# What you should do:
Go through the listing and set it down exactly, leaving out its pictures.

[Start]

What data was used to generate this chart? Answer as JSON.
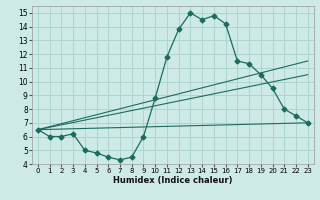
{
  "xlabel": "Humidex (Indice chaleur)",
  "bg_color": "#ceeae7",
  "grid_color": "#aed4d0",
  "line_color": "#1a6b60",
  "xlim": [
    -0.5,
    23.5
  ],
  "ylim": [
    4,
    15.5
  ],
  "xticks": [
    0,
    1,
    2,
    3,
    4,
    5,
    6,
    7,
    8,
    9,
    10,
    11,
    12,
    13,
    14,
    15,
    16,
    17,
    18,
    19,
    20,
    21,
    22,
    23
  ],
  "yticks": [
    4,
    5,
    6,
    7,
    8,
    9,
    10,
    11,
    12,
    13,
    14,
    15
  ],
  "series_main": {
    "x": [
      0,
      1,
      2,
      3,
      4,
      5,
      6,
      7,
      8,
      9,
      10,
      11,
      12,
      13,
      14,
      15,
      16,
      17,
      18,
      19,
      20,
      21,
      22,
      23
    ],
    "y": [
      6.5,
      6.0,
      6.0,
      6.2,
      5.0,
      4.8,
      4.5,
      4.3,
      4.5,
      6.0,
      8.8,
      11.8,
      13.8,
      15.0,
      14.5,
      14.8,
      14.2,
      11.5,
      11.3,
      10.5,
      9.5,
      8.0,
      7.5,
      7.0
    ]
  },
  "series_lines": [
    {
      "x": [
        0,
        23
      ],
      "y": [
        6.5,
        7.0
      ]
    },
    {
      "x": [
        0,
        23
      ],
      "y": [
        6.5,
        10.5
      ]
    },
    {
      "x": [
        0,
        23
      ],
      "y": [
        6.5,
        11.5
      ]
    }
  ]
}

[End]

# Result of the task:
What data was used to generate this chart? Answer as JSON.
{
  "xlabel": "Humidex (Indice chaleur)",
  "bg_color": "#ceeae7",
  "grid_color": "#aed4d0",
  "line_color": "#1a6b60",
  "xlim": [
    -0.5,
    23.5
  ],
  "ylim": [
    4,
    15.5
  ],
  "xticks": [
    0,
    1,
    2,
    3,
    4,
    5,
    6,
    7,
    8,
    9,
    10,
    11,
    12,
    13,
    14,
    15,
    16,
    17,
    18,
    19,
    20,
    21,
    22,
    23
  ],
  "yticks": [
    4,
    5,
    6,
    7,
    8,
    9,
    10,
    11,
    12,
    13,
    14,
    15
  ],
  "series_main": {
    "x": [
      0,
      1,
      2,
      3,
      4,
      5,
      6,
      7,
      8,
      9,
      10,
      11,
      12,
      13,
      14,
      15,
      16,
      17,
      18,
      19,
      20,
      21,
      22,
      23
    ],
    "y": [
      6.5,
      6.0,
      6.0,
      6.2,
      5.0,
      4.8,
      4.5,
      4.3,
      4.5,
      6.0,
      8.8,
      11.8,
      13.8,
      15.0,
      14.5,
      14.8,
      14.2,
      11.5,
      11.3,
      10.5,
      9.5,
      8.0,
      7.5,
      7.0
    ]
  },
  "series_lines": [
    {
      "x": [
        0,
        23
      ],
      "y": [
        6.5,
        7.0
      ]
    },
    {
      "x": [
        0,
        23
      ],
      "y": [
        6.5,
        10.5
      ]
    },
    {
      "x": [
        0,
        23
      ],
      "y": [
        6.5,
        11.5
      ]
    }
  ]
}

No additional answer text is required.